THE RECORDS:
(begin)

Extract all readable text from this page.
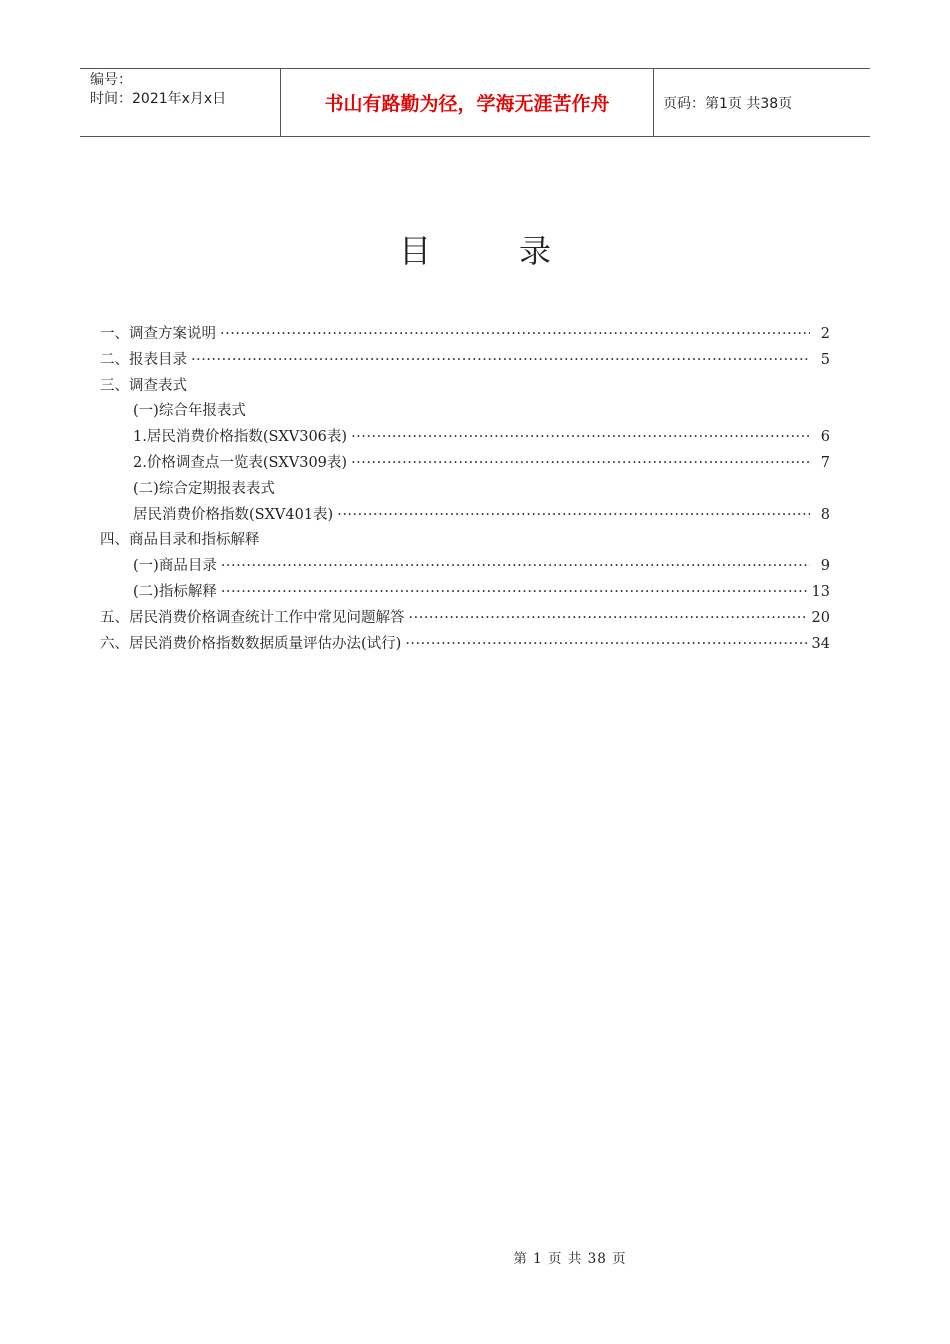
编号：
时间：2021年x月x日	书山有路勤为径，学海无涯苦作舟	页码：第1页 共38页
目录
一、调查方案说明 ·····	2
二、报表目录 ·····	5
三、调查表式
(一)综合年报表式
1.居民消费价格指数(SXV306表) ·····	6
2.价格调查点一览表(SXV309表) ·····	7
(二)综合定期报表表式
居民消费价格指数(SXV401表) ·····	8
四、商品目录和指标解释
(一)商品目录 ·····	9
(二)指标解释 ·····	13
五、居民消费价格调查统计工作中常见问题解答 ·····	20
六、居民消费价格指数数据质量评估办法(试行) ·····	34
第 1 页 共 38 页
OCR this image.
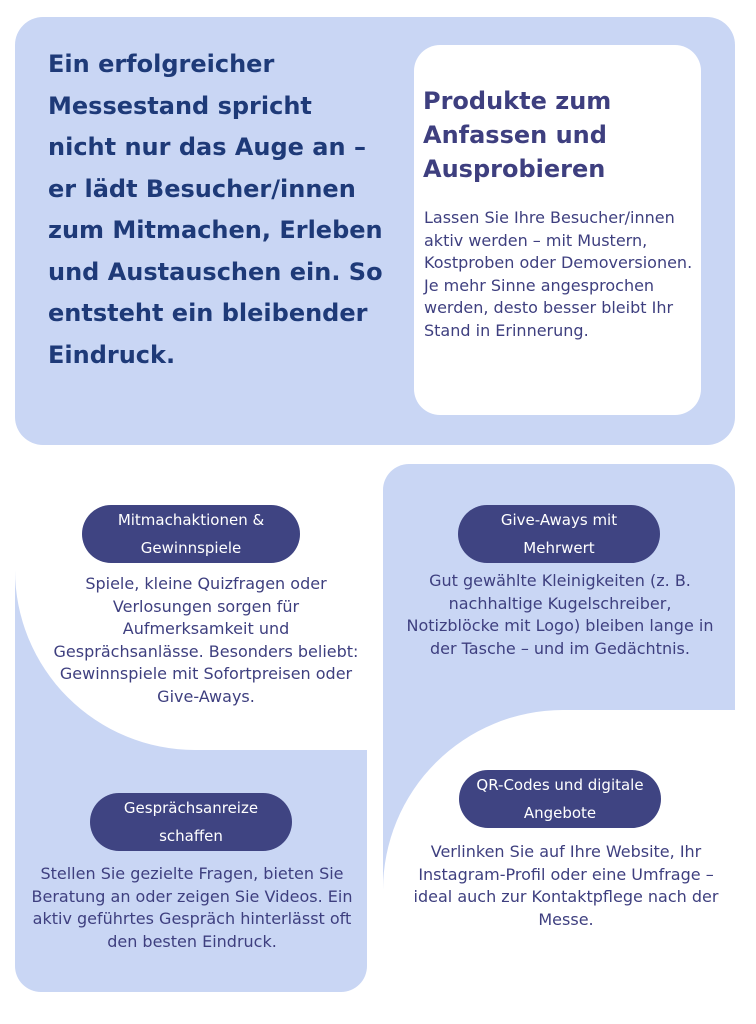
Ein erfolgreicher Messestand spricht nicht nur das Auge an – er lädt Besucher/innen zum Mitmachen, Erleben und Austauschen ein. So entsteht ein bleibender Eindruck.

Produkte zum Anfassen und Ausprobieren

Lassen Sie Ihre Besucher/innen aktiv werden – mit Mustern, Kostproben oder Demoversionen. Je mehr Sinne angesprochen werden, desto besser bleibt Ihr Stand in Erinnerung.

Mitmachaktionen & Gewinnspiele

Spiele, kleine Quizfragen oder Verlosungen sorgen für Aufmerksamkeit und Gesprächsanlässe. Besonders beliebt: Gewinnspiele mit Sofortpreisen oder Give-Aways.

Give-Aways mit Mehrwert

Gut gewählte Kleinigkeiten (z. B. nachhaltige Kugelschreiber, Notizblöcke mit Logo) bleiben lange in der Tasche – und im Gedächtnis.

Gesprächsanreize schaffen

Stellen Sie gezielte Fragen, bieten Sie Beratung an oder zeigen Sie Videos. Ein aktiv geführtes Gespräch hinterlässt oft den besten Eindruck.

QR-Codes und digitale Angebote

Verlinken Sie auf Ihre Website, Ihr Instagram-Profil oder eine Umfrage – ideal auch zur Kontaktpflege nach der Messe.
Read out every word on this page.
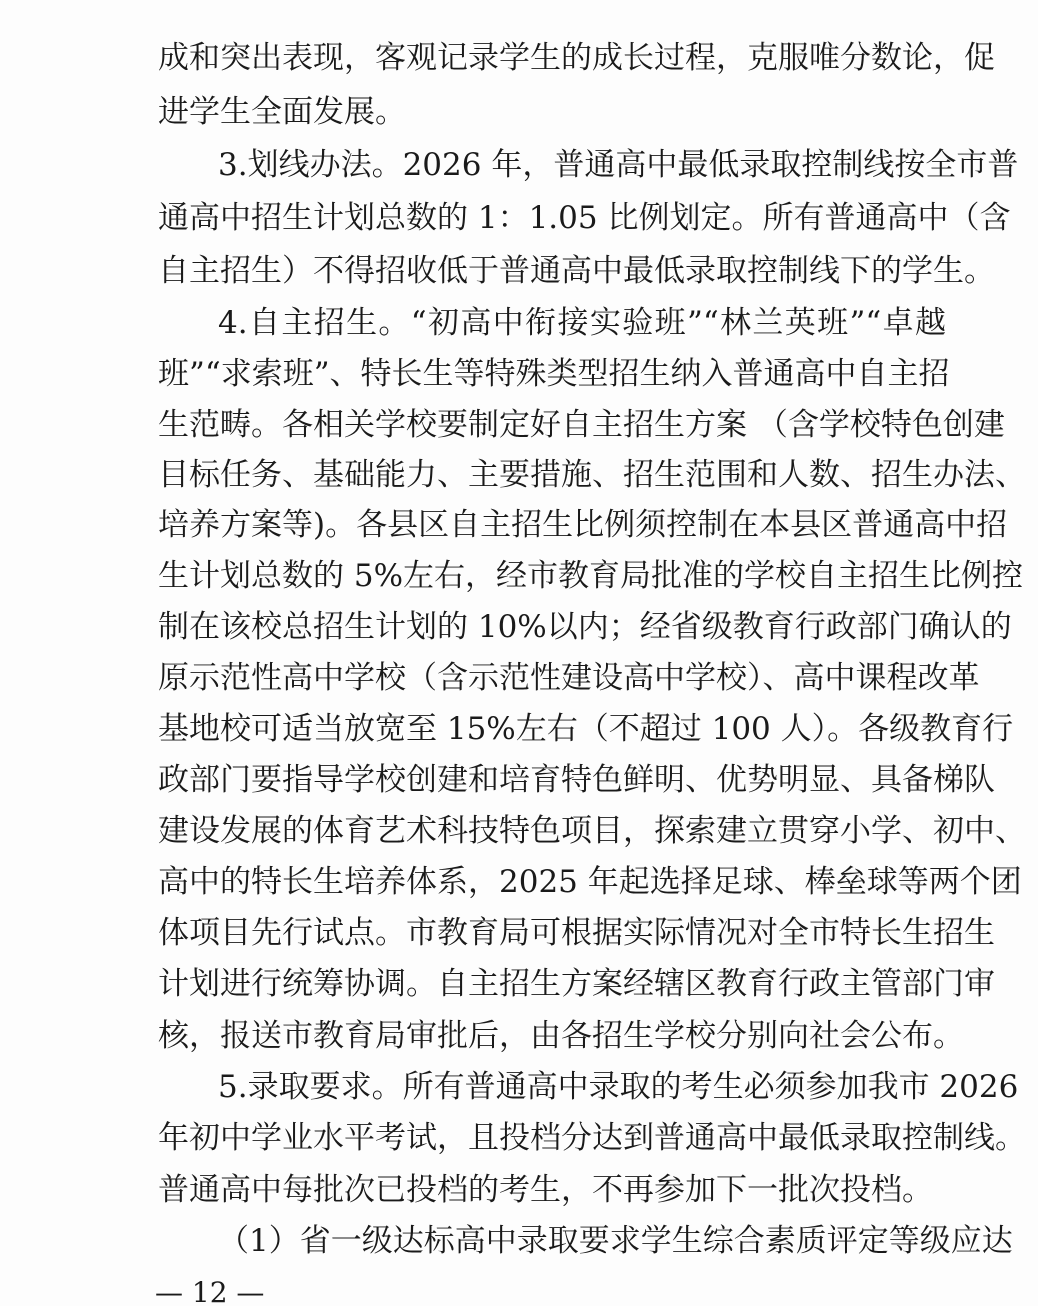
成和突出表现，客观记录学生的成长过程，克服唯分数论，促
进学生全面发展。
3.划线办法。2026 年，普通高中最低录取控制线按全市普
通高中招生计划总数的 1：1.05 比例划定。所有普通高中（含
自主招生）不得招收低于普通高中最低录取控制线下的学生。
4.自主招生。“初高中衔接实验班”“林兰英班”“卓越
班”“求索班”、特长生等特殊类型招生纳入普通高中自主招
生范畴。各相关学校要制定好自主招生方案 （含学校特色创建
目标任务、基础能力、主要措施、招生范围和人数、招生办法、
培养方案等)。各县区自主招生比例须控制在本县区普通高中招
生计划总数的 5%左右，经市教育局批准的学校自主招生比例控
制在该校总招生计划的 10%以内；经省级教育行政部门确认的
原示范性高中学校（含示范性建设高中学校）、高中课程改革
基地校可适当放宽至 15%左右（不超过 100 人）。各级教育行
政部门要指导学校创建和培育特色鲜明、优势明显、具备梯队
建设发展的体育艺术科技特色项目，探索建立贯穿小学、初中、
高中的特长生培养体系，2025 年起选择足球、棒垒球等两个团
体项目先行试点。市教育局可根据实际情况对全市特长生招生
计划进行统筹协调。自主招生方案经辖区教育行政主管部门审
核，报送市教育局审批后，由各招生学校分别向社会公布。
5.录取要求。所有普通高中录取的考生必须参加我市 2026
年初中学业水平考试，且投档分达到普通高中最低录取控制线。
普通高中每批次已投档的考生，不再参加下一批次投档。
（1）省一级达标高中录取要求学生综合素质评定等级应达
— 12 —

(end)

WHAT IS REQUIRED: Show each line of the data that contains the string "Ihre".

REPLY:
Lassen Sie Ihre Besucher/innen aktiv werden – mit Mustern, Kostproben oder Demoversionen. Je mehr Sinne angesprochen werden, desto besser bleibt Ihr Stand in Erinnerung.
Verlinken Sie auf Ihre Website, Ihr Instagram-Profil oder eine Umfrage – ideal auch zur Kontaktpflege nach der Messe.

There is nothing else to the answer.